* _The problem_
In full and without alteration, give the listing again.

= = =

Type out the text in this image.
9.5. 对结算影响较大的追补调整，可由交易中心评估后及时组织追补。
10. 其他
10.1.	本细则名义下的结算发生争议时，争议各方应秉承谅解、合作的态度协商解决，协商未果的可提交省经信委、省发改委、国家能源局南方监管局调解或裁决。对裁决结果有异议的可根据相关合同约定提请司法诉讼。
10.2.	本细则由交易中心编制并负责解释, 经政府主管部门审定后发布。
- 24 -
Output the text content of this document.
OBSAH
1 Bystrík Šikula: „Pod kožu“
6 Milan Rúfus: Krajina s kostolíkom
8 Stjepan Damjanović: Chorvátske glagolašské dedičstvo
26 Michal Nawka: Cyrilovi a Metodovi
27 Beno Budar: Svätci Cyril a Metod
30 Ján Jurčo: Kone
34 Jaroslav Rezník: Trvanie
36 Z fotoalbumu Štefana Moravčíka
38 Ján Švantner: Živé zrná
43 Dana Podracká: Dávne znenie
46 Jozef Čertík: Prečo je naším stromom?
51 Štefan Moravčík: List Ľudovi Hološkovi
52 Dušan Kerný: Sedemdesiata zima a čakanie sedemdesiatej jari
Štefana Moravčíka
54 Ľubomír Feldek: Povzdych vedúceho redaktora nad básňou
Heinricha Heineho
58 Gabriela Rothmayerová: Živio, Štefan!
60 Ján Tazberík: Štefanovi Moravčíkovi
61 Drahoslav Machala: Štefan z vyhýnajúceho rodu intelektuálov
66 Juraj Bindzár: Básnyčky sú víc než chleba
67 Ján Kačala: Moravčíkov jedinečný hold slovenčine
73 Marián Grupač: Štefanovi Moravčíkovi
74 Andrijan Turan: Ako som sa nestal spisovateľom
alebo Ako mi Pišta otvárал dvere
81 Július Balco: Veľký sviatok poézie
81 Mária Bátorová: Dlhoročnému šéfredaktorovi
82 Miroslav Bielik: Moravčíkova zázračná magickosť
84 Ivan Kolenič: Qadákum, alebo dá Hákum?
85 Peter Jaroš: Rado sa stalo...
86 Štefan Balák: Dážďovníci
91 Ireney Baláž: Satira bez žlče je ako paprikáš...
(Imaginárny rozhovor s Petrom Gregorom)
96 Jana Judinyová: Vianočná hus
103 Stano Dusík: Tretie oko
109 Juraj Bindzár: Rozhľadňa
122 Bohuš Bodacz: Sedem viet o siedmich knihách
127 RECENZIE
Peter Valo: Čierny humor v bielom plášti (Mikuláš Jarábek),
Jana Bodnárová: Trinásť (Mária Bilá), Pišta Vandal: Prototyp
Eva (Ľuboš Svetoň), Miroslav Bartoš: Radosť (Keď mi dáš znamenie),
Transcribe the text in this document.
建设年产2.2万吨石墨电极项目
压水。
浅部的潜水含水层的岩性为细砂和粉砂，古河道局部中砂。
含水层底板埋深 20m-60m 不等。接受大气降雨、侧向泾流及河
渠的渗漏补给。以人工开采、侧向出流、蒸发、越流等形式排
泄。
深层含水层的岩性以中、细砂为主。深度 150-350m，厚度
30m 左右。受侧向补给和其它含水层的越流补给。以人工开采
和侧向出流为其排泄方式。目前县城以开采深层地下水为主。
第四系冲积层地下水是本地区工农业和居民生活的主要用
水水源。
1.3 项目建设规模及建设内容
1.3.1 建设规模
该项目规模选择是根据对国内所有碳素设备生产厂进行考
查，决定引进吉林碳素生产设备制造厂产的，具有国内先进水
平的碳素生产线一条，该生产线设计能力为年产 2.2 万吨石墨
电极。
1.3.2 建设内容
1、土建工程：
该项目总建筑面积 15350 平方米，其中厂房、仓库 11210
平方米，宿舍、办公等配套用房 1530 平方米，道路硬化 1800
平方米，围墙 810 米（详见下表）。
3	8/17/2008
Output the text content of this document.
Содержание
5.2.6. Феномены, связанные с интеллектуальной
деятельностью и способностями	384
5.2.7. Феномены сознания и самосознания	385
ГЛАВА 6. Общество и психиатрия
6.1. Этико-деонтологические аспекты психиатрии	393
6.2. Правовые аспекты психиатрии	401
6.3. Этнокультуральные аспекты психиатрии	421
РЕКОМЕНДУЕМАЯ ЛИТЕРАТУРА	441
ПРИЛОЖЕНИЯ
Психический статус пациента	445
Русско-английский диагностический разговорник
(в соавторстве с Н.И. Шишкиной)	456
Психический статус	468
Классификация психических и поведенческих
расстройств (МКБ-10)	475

= = =

* _Exercise response_
Type out the text in this image.
9.5. 对结算影响较大的追补调整，可由交易中心评估后及时组织追补。
10. 其他
10.1.	本细则名义下的结算发生争议时，争议各方应秉承谅解、合作的态度协商解决，协商未果的可提交省经信委、省发改委、国家能源局南方监管局调解或裁决。对裁决结果有异议的可根据相关合同约定提请司法诉讼。
10.2.	本细则由交易中心编制并负责解释, 经政府主管部门审定后发布。
- 24 -
Output the text content of this document.
OBSAH
1 Bystrík Šikula: „Pod kožu“
6 Milan Rúfus: Krajina s kostolíkom
8 Stjepan Damjanović: Chorvátske glagolašské dedičstvo
26 Michal Nawka: Cyrilovi a Metodovi
27 Beno Budar: Svätci Cyril a Metod
30 Ján Jurčo: Kone
34 Jaroslav Rezník: Trvanie
36 Z fotoalbumu Štefana Moravčíka
38 Ján Švantner: Živé zrná
43 Dana Podracká: Dávne znenie
46 Jozef Čertík: Prečo je naším stromom?
51 Štefan Moravčík: List Ľudovi Hološkovi
52 Dušan Kerný: Sedemdesiata zima a čakanie sedemdesiatej jari
Štefana Moravčíka
54 Ľubomír Feldek: Povzdych vedúceho redaktora nad básňou
Heinricha Heineho
58 Gabriela Rothmayerová: Živio, Štefan!
60 Ján Tazberík: Štefanovi Moravčíkovi
61 Drahoslav Machala: Štefan z vyhýnajúceho rodu intelektuálov
66 Juraj Bindzár: Básnyčky sú víc než chleba
67 Ján Kačala: Moravčíkov jedinečný hold slovenčine
73 Marián Grupač: Štefanovi Moravčíkovi
74 Andrijan Turan: Ako som sa nestal spisovateľom
alebo Ako mi Pišta otvárал dvere
81 Július Balco: Veľký sviatok poézie
81 Mária Bátorová: Dlhoročnému šéfredaktorovi
82 Miroslav Bielik: Moravčíkova zázračná magickosť
84 Ivan Kolenič: Qadákum, alebo dá Hákum?
85 Peter Jaroš: Rado sa stalo...
86 Štefan Balák: Dážďovníci
91 Ireney Baláž: Satira bez žlče je ako paprikáš...
(Imaginárny rozhovor s Petrom Gregorom)
96 Jana Judinyová: Vianočná hus
103 Stano Dusík: Tretie oko
109 Juraj Bindzár: Rozhľadňa
122 Bohuš Bodacz: Sedem viet o siedmich knihách
127 RECENZIE
Peter Valo: Čierny humor v bielom plášti (Mikuláš Jarábek),
Jana Bodnárová: Trinásť (Mária Bilá), Pišta Vandal: Prototyp
Eva (Ľuboš Svetoň), Miroslav Bartoš: Radosť (Keď mi dáš znamenie),
Transcribe the text in this document.
建设年产2.2万吨石墨电极项目
压水。
浅部的潜水含水层的岩性为细砂和粉砂，古河道局部中砂。
含水层底板埋深 20m-60m 不等。接受大气降雨、侧向泾流及河
渠的渗漏补给。以人工开采、侧向出流、蒸发、越流等形式排
泄。
深层含水层的岩性以中、细砂为主。深度 150-350m，厚度
30m 左右。受侧向补给和其它含水层的越流补给。以人工开采
和侧向出流为其排泄方式。目前县城以开采深层地下水为主。
第四系冲积层地下水是本地区工农业和居民生活的主要用
水水源。
1.3 项目建设规模及建设内容
1.3.1 建设规模
该项目规模选择是根据对国内所有碳素设备生产厂进行考
查，决定引进吉林碳素生产设备制造厂产的，具有国内先进水
平的碳素生产线一条，该生产线设计能力为年产 2.2 万吨石墨
电极。
1.3.2 建设内容
1、土建工程：
该项目总建筑面积 15350 平方米，其中厂房、仓库 11210
平方米，宿舍、办公等配套用房 1530 平方米，道路硬化 1800
平方米，围墙 810 米（详见下表）。
3	8/17/2008
Output the text content of this document.
Содержание
5.2.6. Феномены, связанные с интеллектуальной
деятельностью и способностями	384
5.2.7. Феномены сознания и самосознания	385
ГЛАВА 6. Общество и психиатрия
6.1. Этико-деонтологические аспекты психиатрии	393
6.2. Правовые аспекты психиатрии	401
6.3. Этнокультуральные аспекты психиатрии	421
РЕКОМЕНДУЕМАЯ ЛИТЕРАТУРА	441
ПРИЛОЖЕНИЯ
Психический статус пациента	445
Русско-английский диагностический разговорник
(в соавторстве с Н.И. Шишкиной)	456
Психический статус	468
Классификация психических и поведенческих
расстройств (МКБ-10)	475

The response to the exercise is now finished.